• _Tarefa escrita A_
Reproduza do texto sobre a expedição a Tânger o trecho entre "O papel da rainha" e "conta na campanha.", inclusive.
• _Tarefa escrita B_
Segundo o texto sobre a expedição a Tânger, em que data partiu de Lisboa a armada portuguesa?
• _Tarefa escrita C_
Indique se cada afirmação está de acordo com o texto sobre a expedição a Tânger e cite as palavras do texto que o decidem: (i) a armada chegou a Ceuta quatro dias depois de sair de Lisboa; (ii) partiram para Tânger os 14 000 homens previstos; (iii) a maioria deu parecer favorável à expedição.

O papel da rainha D. Leonor, aliciada por D. Henrique e D. Fernando para convencer D. Duarte a autorizar a campanha a Tânger, com a promessa de que os Infantes iriam adotar o sobrinho, D. Fernando (filho dos monarcas) fazendo-o herdar os seus bens, foi fundamental em todo este processo. Tal atitude da rainha levou a que alguns a considerassem como manipuladora, como Oliveira Martins, que deu um sentido novelístico a este episódio da história de Portugal. Todo este “teatro” montado em torno de D. Duarte acabou por pressionar o rei na sua decisão favorável à expedição, embora sempre com muitas dúvidas e apesar de a maioria manifestar um parecer negativo. A decisão estava assim validada e havia que organizar a logística da expedição. Nesse sentido, D. Duarte formulou um plano detalhado dos procedimentos a ter em conta na campanha.

Assim partiu a armada portuguesa de Lisboa a 22 de agosto de 1437, chegando a Ceuta no dia 26 de agosto, passados 4 dias. Seria de esperar da expedição um número de 14 000 homens. No entanto:

« foram 3500 homens de armas a cavalo, 500 besteiros montados, 2500 besteiros desmontados, 7000 peões e 500 criados, estes últimos não fazendo parte do contingente militar (...) Contudo ao analisarmos estes números, verificamos que era impossível levar 4.000 cavalos nos barcos. (...) Dos 14.000 que estavam estimados, já contando com os que viriam nos barcos fretados pelo reino, somente 8000 partiram para Tânger. D. Henrique deu pela falta de soldados, mas, obstinado, continuou com o projeto. Faltavam barcos que traziam soldados das regiões germânicas, Inglaterra, Flandres e França.»

• _Informação registada_
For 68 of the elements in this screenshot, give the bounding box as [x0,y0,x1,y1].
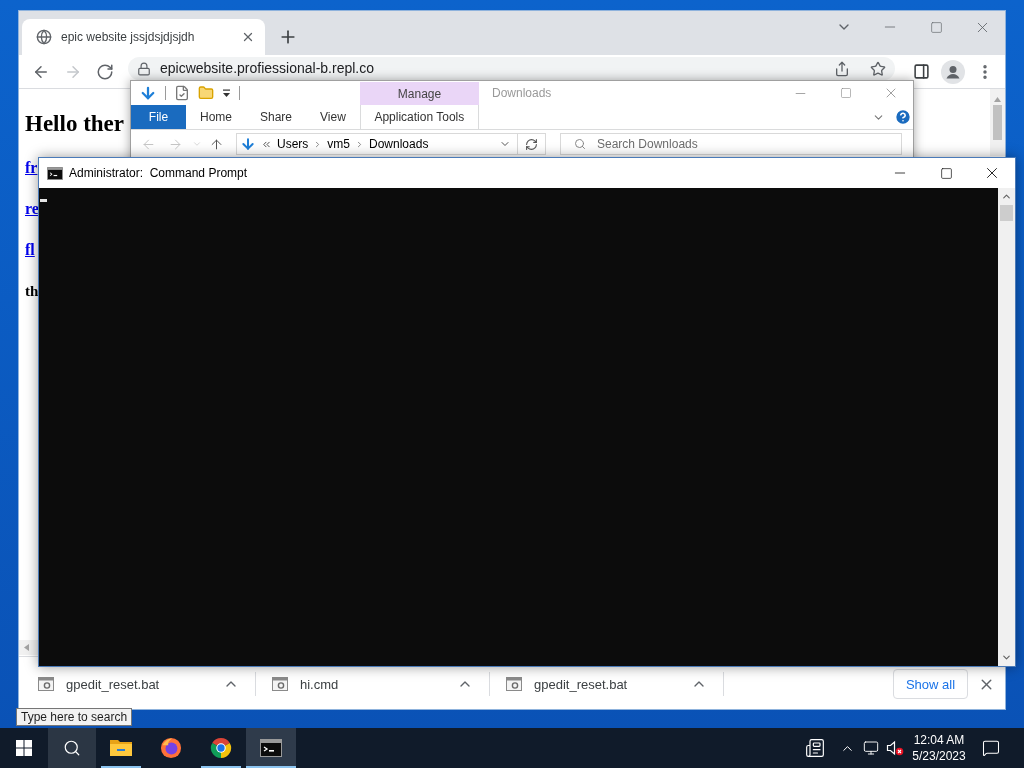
network-icon[interactable] [863,740,879,756]
browser-logo-icon [210,737,232,759]
text-cursor [40,199,47,202]
notifications-icon[interactable] [982,739,1000,757]
browser-tab[interactable]: epic website jssjdsjdjsjdh [22,19,265,55]
folder-icon [109,738,133,758]
side-panel-icon[interactable] [912,63,930,80]
ribbon-tab[interactable]: Home [186,105,246,129]
window-title: Downloads [492,86,552,100]
breadcrumb-item[interactable]: Downloads [369,137,429,151]
globe-icon [36,29,52,45]
search-icon [63,739,81,757]
news-icon[interactable] [805,738,825,758]
volume-icon[interactable] [886,740,904,756]
close-icon[interactable] [241,30,255,44]
vertical-scrollbar[interactable] [990,89,1005,156]
lock-icon [137,61,151,76]
address-box[interactable]: Users vm5 Downloads [236,133,518,155]
console-icon [47,166,63,180]
search-field[interactable]: Search Downloads [560,133,902,155]
ribbon-tab[interactable]: Share [246,105,307,129]
page-text: th [25,282,39,301]
refresh-icon [525,137,538,151]
star-icon[interactable] [870,60,886,77]
file-icon [272,677,288,691]
address-bar[interactable]: epicwebsite.profiessional-b.repl.co [128,57,895,80]
file-icon [506,677,522,691]
help-icon[interactable] [894,108,912,126]
download-arrow-icon [240,136,256,152]
breadcrumb-item[interactable]: Users [277,137,309,151]
share-icon[interactable] [834,60,850,77]
ribbon-tab[interactable]: Application Tools [359,105,479,129]
windows-logo-icon[interactable] [16,740,32,756]
chevron-right-icon[interactable] [355,139,364,149]
search-button[interactable] [48,728,96,768]
file-icon [38,677,54,691]
browser-logo-icon [160,737,182,759]
download-item[interactable]: gpedit_reset.bat [22,669,255,699]
breadcrumb-item[interactable]: vm5 [327,137,350,151]
show-all-button[interactable]: Show all [893,669,968,699]
refresh-button[interactable] [518,133,546,155]
ribbon-tab[interactable]: File [131,105,186,129]
clock-time[interactable]: 12:04 AM [913,732,965,748]
customize-dropdown-icon[interactable] [222,88,231,98]
search-icon [574,138,586,150]
taskbar-app-button[interactable] [246,728,296,768]
page-heading: Hello ther [25,110,124,137]
search-tooltip: Type here to search [16,708,133,726]
ribbon-tab[interactable]: View [306,105,360,129]
profile-avatar-icon[interactable] [941,59,965,84]
up-icon[interactable] [208,136,224,152]
download-arrow-icon [139,84,157,102]
page-link[interactable]: fr [25,158,38,178]
console-icon [260,739,282,757]
page-link[interactable]: fl [25,240,35,260]
page-link[interactable]: re [25,199,39,219]
reload-icon[interactable] [96,62,114,81]
maximize-icon[interactable] [939,166,953,180]
context-tab-header: Manage [360,82,479,105]
clock-date[interactable]: 5/23/2023 [912,748,966,764]
scrollbar-thumb[interactable] [1000,205,1013,221]
download-item[interactable]: gpedit_reset.bat [490,669,723,699]
download-item[interactable]: hi.cmd [256,669,489,699]
window-title: Administrator: Command Prompt [69,166,248,180]
scrollbar-thumb[interactable] [993,105,1002,140]
horizontal-scrollbar[interactable] [19,640,38,655]
document-check-icon[interactable] [174,85,190,101]
vertical-scrollbar[interactable] [998,188,1015,666]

• _Resultado A_
O papel da rainha D. Leonor, aliciada por D. Henrique e D. Fernando para convencer D. Duarte a autorizar a campanha a Tânger, com a promessa de que os Infantes iriam adotar o sobrinho, D. Fernando (filho dos monarcas) fazendo-o herdar os seus bens, foi fundamental em todo este processo. Tal atitude da rainha levou a que alguns a considerassem como manipuladora, como Oliveira Martins, que deu um sentido novelístico a este episódio da história de Portugal. Todo este “teatro” montado em torno de D. Duarte acabou por pressionar o rei na sua decisão favorável à expedição, embora sempre com muitas dúvidas e apesar de a maioria manifestar um parecer negativo. A decisão estava assim validada e havia que organizar a logística da expedição. Nesse sentido, D. Duarte formulou um plano detalhado dos procedimentos a ter em conta na campanha.

• _Resultado B_
A armada partiu de Lisboa a 22 de agosto de 1437.

• _Resultado C_
(i) Sim: "chegando a Ceuta no dia 26 de agosto, passados 4 dias".
(ii) Não: "somente 8000 partiram para Tânger".
(iii) Não: "apesar de a maioria manifestar um parecer negativo".